_SHORT EXERCISE_: Identify the lines that include the word "характерных", then copy all of them.

(Extracted data entries)
══════════════════════════════

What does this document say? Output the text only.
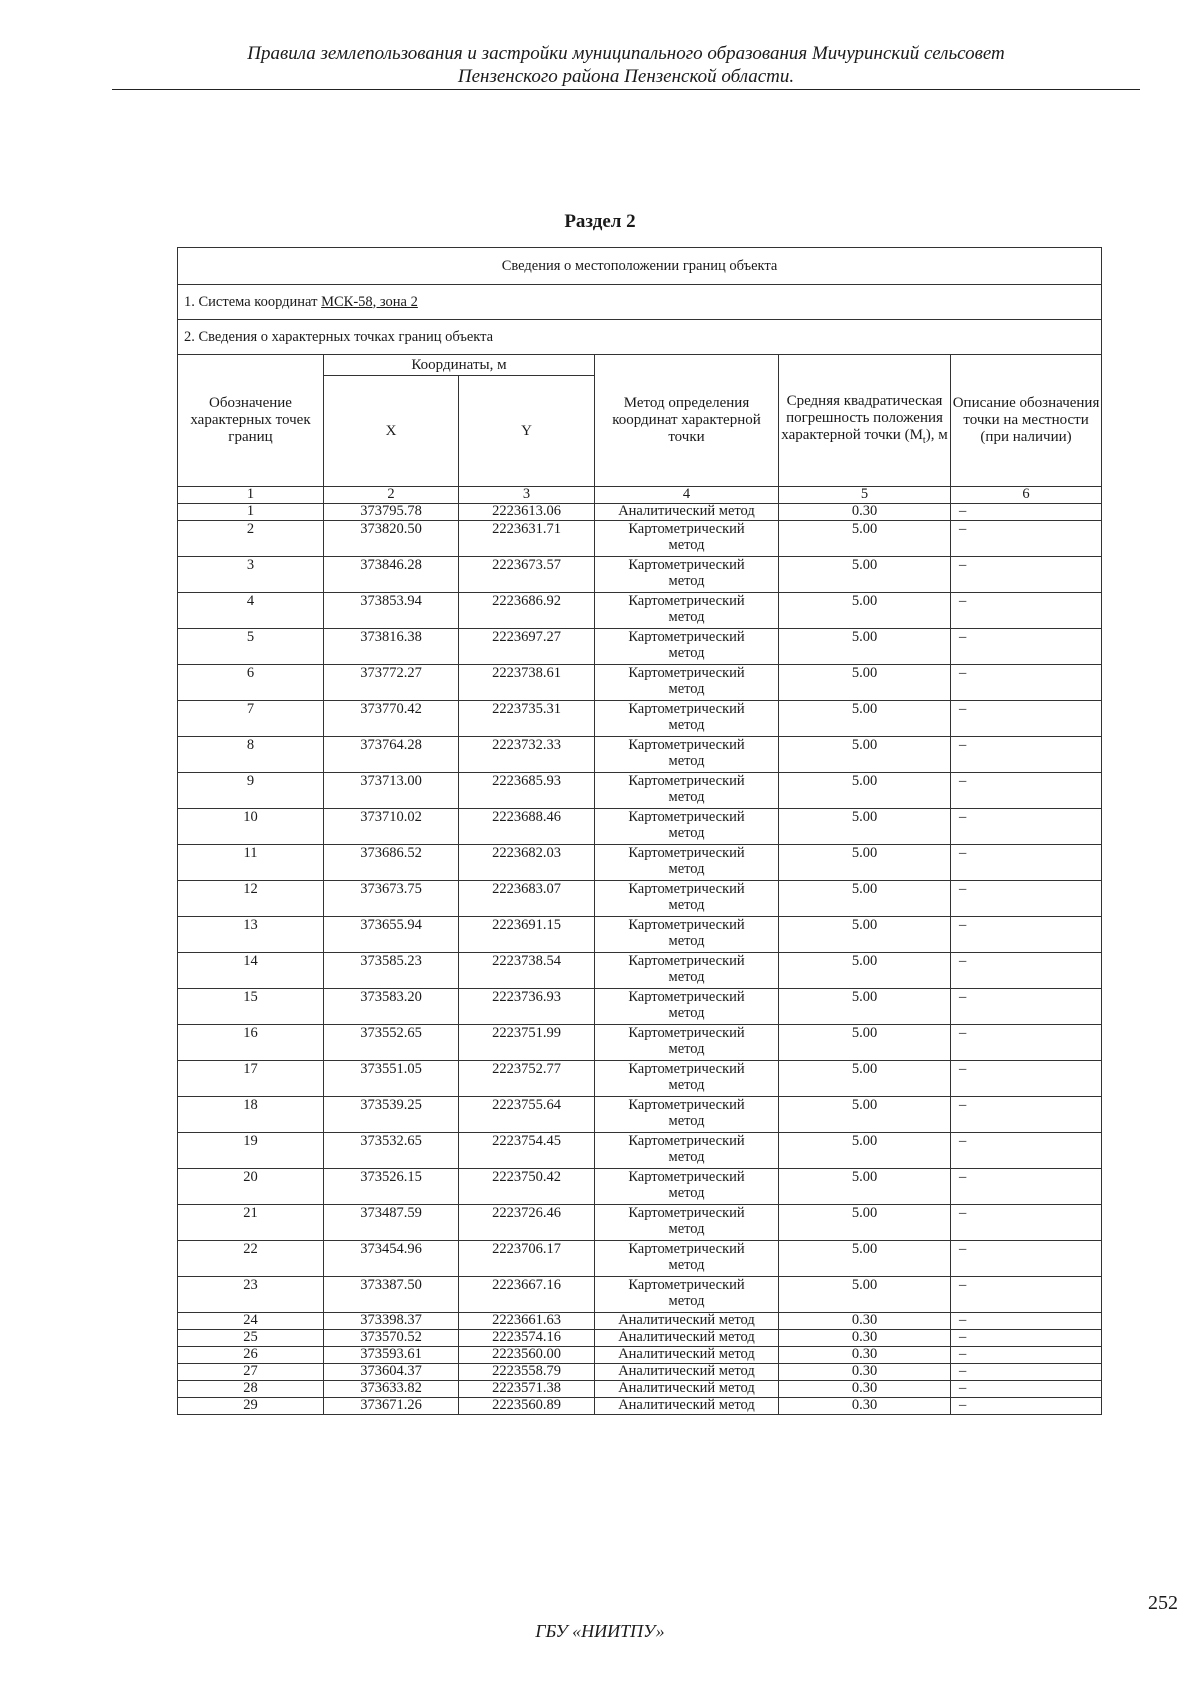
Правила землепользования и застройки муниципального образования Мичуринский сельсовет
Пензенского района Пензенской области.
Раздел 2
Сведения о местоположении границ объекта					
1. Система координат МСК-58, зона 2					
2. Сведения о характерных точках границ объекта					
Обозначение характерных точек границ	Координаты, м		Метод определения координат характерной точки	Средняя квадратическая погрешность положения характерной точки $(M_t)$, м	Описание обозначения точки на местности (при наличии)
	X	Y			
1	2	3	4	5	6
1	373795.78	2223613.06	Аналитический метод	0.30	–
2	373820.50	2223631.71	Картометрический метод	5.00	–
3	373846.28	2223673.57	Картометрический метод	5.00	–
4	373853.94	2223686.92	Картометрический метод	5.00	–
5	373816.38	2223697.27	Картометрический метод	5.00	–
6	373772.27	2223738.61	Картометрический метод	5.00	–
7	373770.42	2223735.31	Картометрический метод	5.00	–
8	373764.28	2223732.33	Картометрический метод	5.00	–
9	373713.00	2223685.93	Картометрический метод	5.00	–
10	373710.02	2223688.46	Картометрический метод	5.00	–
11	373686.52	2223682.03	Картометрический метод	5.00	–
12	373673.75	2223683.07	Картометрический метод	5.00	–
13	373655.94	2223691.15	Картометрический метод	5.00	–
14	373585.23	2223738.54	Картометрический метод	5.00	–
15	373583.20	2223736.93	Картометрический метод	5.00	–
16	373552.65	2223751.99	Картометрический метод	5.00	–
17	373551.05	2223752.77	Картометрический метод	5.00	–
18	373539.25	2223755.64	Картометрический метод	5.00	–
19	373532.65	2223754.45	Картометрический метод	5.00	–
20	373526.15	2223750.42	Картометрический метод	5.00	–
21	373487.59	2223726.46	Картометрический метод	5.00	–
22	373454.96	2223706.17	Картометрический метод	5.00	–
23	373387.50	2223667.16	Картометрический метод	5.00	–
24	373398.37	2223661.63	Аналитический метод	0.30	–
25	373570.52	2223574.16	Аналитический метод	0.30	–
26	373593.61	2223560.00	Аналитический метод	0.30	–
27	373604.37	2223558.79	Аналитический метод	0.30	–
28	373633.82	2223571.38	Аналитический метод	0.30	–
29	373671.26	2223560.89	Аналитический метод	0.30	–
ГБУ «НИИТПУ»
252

══════════════════════════════

_RESULT FOR THIS TASK_:
2. Сведения о характерных точках границ объекта					
Обозначение характерных точек границ	Координаты, м		Метод определения координат характерной точки	Средняя квадратическая погрешность положения характерной точки $(M_t)$, м	Описание обозначения точки на местности (при наличии)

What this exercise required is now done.